**Description of the task**
Repeat the whole listing below, word for word.

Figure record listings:

>>>>

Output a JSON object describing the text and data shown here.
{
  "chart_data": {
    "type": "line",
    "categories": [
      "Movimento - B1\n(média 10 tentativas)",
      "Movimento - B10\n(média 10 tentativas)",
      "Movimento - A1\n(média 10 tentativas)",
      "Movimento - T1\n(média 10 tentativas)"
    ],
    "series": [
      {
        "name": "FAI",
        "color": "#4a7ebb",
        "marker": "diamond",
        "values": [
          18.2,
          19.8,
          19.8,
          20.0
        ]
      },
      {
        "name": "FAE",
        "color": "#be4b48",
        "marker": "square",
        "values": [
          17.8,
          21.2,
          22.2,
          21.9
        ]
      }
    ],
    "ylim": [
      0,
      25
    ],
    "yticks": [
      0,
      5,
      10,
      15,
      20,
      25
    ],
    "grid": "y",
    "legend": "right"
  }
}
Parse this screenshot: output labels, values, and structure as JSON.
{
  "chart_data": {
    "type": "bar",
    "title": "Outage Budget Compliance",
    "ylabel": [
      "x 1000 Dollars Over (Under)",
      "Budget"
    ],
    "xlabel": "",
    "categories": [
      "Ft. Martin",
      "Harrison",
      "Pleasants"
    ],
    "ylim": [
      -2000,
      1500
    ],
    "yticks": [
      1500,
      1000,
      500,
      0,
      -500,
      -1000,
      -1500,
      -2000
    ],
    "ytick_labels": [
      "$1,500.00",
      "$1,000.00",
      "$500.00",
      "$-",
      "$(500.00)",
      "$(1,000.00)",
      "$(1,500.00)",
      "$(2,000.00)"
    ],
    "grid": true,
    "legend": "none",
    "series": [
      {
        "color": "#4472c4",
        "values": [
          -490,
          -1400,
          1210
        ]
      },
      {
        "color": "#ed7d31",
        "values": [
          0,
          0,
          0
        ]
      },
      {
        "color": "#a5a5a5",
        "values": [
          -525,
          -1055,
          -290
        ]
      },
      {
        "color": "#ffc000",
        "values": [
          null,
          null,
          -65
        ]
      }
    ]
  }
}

<<<<

**Output for this exercise**
Output a JSON object describing the text and data shown here.
{
  "chart_data": {
    "type": "line",
    "categories": [
      "Movimento - B1\n(média 10 tentativas)",
      "Movimento - B10\n(média 10 tentativas)",
      "Movimento - A1\n(média 10 tentativas)",
      "Movimento - T1\n(média 10 tentativas)"
    ],
    "series": [
      {
        "name": "FAI",
        "color": "#4a7ebb",
        "marker": "diamond",
        "values": [
          18.2,
          19.8,
          19.8,
          20.0
        ]
      },
      {
        "name": "FAE",
        "color": "#be4b48",
        "marker": "square",
        "values": [
          17.8,
          21.2,
          22.2,
          21.9
        ]
      }
    ],
    "ylim": [
      0,
      25
    ],
    "yticks": [
      0,
      5,
      10,
      15,
      20,
      25
    ],
    "grid": "y",
    "legend": "right"
  }
}
Parse this screenshot: output labels, values, and structure as JSON.
{
  "chart_data": {
    "type": "bar",
    "title": "Outage Budget Compliance",
    "ylabel": [
      "x 1000 Dollars Over (Under)",
      "Budget"
    ],
    "xlabel": "",
    "categories": [
      "Ft. Martin",
      "Harrison",
      "Pleasants"
    ],
    "ylim": [
      -2000,
      1500
    ],
    "yticks": [
      1500,
      1000,
      500,
      0,
      -500,
      -1000,
      -1500,
      -2000
    ],
    "ytick_labels": [
      "$1,500.00",
      "$1,000.00",
      "$500.00",
      "$-",
      "$(500.00)",
      "$(1,000.00)",
      "$(1,500.00)",
      "$(2,000.00)"
    ],
    "grid": true,
    "legend": "none",
    "series": [
      {
        "color": "#4472c4",
        "values": [
          -490,
          -1400,
          1210
        ]
      },
      {
        "color": "#ed7d31",
        "values": [
          0,
          0,
          0
        ]
      },
      {
        "color": "#a5a5a5",
        "values": [
          -525,
          -1055,
          -290
        ]
      },
      {
        "color": "#ffc000",
        "values": [
          null,
          null,
          -65
        ]
      }
    ]
  }
}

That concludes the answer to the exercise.